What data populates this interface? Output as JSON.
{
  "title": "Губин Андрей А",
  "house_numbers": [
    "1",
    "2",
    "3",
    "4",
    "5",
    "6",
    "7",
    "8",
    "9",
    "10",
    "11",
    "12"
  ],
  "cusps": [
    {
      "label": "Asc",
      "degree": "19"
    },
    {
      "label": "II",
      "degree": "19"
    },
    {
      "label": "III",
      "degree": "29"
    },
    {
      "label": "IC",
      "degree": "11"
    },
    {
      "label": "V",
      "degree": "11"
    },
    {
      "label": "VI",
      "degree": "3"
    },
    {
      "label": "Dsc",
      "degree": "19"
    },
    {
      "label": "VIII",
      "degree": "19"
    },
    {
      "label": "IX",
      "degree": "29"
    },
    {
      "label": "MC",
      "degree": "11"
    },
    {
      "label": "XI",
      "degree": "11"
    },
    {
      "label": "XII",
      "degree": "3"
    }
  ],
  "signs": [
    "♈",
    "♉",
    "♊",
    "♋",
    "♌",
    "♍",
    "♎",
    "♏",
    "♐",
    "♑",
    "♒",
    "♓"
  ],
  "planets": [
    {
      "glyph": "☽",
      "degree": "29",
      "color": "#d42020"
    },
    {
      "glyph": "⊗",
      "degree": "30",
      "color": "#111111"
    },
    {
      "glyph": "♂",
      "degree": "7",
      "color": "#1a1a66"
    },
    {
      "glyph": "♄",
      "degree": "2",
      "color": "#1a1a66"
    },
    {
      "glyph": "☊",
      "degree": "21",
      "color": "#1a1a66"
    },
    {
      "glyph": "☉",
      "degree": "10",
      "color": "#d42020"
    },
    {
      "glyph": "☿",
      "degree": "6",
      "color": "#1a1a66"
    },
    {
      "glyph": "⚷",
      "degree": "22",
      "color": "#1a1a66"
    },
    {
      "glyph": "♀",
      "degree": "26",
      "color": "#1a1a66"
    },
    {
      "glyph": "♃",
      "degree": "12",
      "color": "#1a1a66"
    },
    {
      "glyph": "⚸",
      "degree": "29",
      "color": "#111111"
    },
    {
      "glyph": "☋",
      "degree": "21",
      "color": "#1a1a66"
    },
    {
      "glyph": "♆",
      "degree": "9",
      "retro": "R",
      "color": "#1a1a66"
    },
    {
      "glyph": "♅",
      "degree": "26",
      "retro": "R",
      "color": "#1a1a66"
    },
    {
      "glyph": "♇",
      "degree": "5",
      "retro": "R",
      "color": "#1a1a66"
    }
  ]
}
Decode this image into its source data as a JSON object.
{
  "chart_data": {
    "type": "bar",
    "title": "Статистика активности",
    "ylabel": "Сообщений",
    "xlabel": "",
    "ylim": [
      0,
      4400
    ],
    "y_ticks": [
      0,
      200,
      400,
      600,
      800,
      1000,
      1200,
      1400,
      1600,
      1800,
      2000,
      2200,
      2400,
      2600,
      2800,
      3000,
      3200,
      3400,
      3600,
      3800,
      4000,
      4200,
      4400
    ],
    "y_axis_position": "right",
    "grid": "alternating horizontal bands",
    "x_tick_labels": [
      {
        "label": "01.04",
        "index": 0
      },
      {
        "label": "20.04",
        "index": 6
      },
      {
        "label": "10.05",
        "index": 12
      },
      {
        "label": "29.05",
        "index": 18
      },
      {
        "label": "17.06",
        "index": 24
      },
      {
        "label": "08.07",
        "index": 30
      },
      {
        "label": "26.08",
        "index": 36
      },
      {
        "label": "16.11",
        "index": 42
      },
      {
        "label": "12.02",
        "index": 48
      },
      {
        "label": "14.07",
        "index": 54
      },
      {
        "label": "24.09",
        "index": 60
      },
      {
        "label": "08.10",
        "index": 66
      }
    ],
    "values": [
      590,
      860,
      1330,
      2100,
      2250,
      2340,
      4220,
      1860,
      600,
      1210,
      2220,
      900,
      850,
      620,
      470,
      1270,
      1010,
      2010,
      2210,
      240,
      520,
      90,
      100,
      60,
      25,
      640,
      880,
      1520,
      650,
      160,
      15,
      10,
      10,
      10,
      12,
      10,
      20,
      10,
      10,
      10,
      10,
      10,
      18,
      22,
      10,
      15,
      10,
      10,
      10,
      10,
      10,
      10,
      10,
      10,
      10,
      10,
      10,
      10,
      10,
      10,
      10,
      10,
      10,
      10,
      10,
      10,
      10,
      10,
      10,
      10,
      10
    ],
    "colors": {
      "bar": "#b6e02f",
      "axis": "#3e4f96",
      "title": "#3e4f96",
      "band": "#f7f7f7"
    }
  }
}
+ + + +
EXERCISE DIRECTIONS: Look through the material above and pick out each line holding the word "JSON".

ANSWER IN FULL:
What data populates this interface? Output as JSON.
Decode this image into its source data as a JSON object.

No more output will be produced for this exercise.